Mais que fait ce médecin français de 71 ans sous les bombes syriennes, dans ce quartier de Homs détruit par l’armée d’un président déterminé à écraser la révolte née il y a bientôt une année ?
« On ne voulait envoyer personne dans cet enfer et encore moins quelqu’un qu’on aime comme Jacques. Mais il nous a harcelés, il a réussi à nous convaincre, alors on lui a signé un ordre de mission », confie le président de l’Union des associations musulmanes de Seine-Saint-Denis, M’hammed Henniche. « Jacques n’est pas du genre à se laisser dissuader », confirme Bernard Schalscha, secrétaire général de France-Syrie démocratie et également signataire de l’ordre de mission.
« Je suis un dinosaure de l’humanitaire », confie à son retour à Paris le co-fondateur de Médecins sans frontières puis de Médecins du Monde. « Cela fait quarante ans que je tourne sur tous les terrains de guerre pour sauver des civils et il est normal que je me rende aussi en Syrie. Le régime tue des hommes, des femmes, des enfants dans ce pays… Il bombarde sans arrêt ce quartier de Bab Amro d’où on m’a amené des blessés lourds durant plus de deux semaines ».

# DOCUMENTS FOURNIS
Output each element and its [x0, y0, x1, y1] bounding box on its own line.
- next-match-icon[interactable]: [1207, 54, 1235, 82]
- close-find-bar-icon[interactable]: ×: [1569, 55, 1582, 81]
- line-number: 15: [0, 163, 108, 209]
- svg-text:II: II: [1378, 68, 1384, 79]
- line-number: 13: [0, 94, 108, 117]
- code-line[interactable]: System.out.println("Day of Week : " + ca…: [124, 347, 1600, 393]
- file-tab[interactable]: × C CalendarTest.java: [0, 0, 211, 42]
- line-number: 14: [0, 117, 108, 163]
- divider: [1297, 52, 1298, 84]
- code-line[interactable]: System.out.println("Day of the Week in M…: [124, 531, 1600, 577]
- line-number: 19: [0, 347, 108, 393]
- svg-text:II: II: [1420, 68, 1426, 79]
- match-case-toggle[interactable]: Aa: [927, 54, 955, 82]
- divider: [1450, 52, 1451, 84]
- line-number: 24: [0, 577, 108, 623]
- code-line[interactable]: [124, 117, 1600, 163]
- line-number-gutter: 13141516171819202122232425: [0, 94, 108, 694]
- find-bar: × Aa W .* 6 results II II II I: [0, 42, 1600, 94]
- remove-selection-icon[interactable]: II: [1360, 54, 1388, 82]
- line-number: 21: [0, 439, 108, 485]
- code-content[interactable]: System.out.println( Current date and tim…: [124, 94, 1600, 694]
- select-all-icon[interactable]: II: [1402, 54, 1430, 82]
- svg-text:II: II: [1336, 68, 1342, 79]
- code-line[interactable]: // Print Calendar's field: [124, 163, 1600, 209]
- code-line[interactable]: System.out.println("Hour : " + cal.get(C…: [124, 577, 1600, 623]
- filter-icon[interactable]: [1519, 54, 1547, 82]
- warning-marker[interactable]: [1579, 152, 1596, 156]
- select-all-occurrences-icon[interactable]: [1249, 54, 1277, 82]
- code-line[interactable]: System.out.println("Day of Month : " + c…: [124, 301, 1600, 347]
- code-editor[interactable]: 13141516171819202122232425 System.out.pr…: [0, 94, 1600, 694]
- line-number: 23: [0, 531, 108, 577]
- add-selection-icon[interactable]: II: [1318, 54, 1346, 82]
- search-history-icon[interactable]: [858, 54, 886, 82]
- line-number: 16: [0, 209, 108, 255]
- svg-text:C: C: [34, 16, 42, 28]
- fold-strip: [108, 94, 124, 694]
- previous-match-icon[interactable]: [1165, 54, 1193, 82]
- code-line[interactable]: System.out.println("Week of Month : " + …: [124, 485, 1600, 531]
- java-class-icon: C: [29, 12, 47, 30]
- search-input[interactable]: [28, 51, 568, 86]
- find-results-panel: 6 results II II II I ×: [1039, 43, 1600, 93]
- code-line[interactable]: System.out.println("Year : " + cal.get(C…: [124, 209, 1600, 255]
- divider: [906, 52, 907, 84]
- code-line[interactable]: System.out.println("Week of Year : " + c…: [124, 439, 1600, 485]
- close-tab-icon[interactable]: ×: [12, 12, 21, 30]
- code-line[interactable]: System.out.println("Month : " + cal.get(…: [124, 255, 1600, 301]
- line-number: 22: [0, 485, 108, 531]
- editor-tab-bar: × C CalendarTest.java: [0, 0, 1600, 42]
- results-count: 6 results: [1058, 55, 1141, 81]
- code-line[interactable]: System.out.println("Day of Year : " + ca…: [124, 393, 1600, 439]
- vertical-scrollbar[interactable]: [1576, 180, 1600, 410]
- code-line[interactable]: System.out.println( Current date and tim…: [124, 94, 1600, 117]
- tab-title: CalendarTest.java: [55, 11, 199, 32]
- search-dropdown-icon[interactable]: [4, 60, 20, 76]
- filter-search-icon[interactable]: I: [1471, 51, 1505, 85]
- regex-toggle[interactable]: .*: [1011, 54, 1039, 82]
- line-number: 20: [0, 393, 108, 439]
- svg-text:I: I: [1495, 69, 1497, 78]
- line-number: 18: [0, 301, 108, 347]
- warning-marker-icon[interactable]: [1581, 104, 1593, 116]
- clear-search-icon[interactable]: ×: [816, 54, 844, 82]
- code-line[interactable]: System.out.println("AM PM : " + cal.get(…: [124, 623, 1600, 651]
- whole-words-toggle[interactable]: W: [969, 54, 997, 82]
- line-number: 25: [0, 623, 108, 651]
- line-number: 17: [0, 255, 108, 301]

# CONSIGNES À SUIVRE
Poursuivez le récit sur le médecin français venu soigner les blessés à Homs, en reprenant juste après sa dernière phrase.

# RÉPONSE ATTENDUE
Officiellement, aucune ONG n’envoie d’humanitaire en Syrie en ce moment. Trop dangereux. Pas pour Jacques. « C’est un passionné. C’est sa vie », souligne son épouse. « Et quelles que soient les conséquences je l’approuve, » dit-elle doucement, mais sûre d’elle. Cette mission « n’était pas plus angoissante pour moi que d’autres où il a été : à Bagdad quand les Américains ont attaqué, en Tchétchénie… Ou au moment de Ceausescu en Roumanie : je regardais à la télé la préparation d’un assaut contre l’hôpital où il était, je crois que ça a été le pire moment ».
« Je me souviens bien, raconte le chirurgien. On est arrivé à l’hôpital et un officiel nous a dit ‘désolé il va falloir partir, on annonce un assaut dans 20 minutes’. Que faisait-il encore là alors? Je n’y ai pas cru une minute. Je lui ai dit : ‘Alors préparons-nous à mourir ensemble’ ». L’assaut n’a pas été donné. Et le chirurgien est encore là pour s’en amuser.
« Il ne prend pas de risque inutile, tempère pourtant son épouse, et il est très intuitif avec les gens qu’il rencontre. En général il prend les bonnes décisions et c’est très rassurant. Il a l’air tête brûlée mais en fait tout est froidement analysé ».
Depuis son retour, il témoigne. De radios en télévisions, d’interviews en conférences de presse, il trimbale sa barbe impeccablement taillée et sa chevelure ébouriffée, d’un blanc immaculé.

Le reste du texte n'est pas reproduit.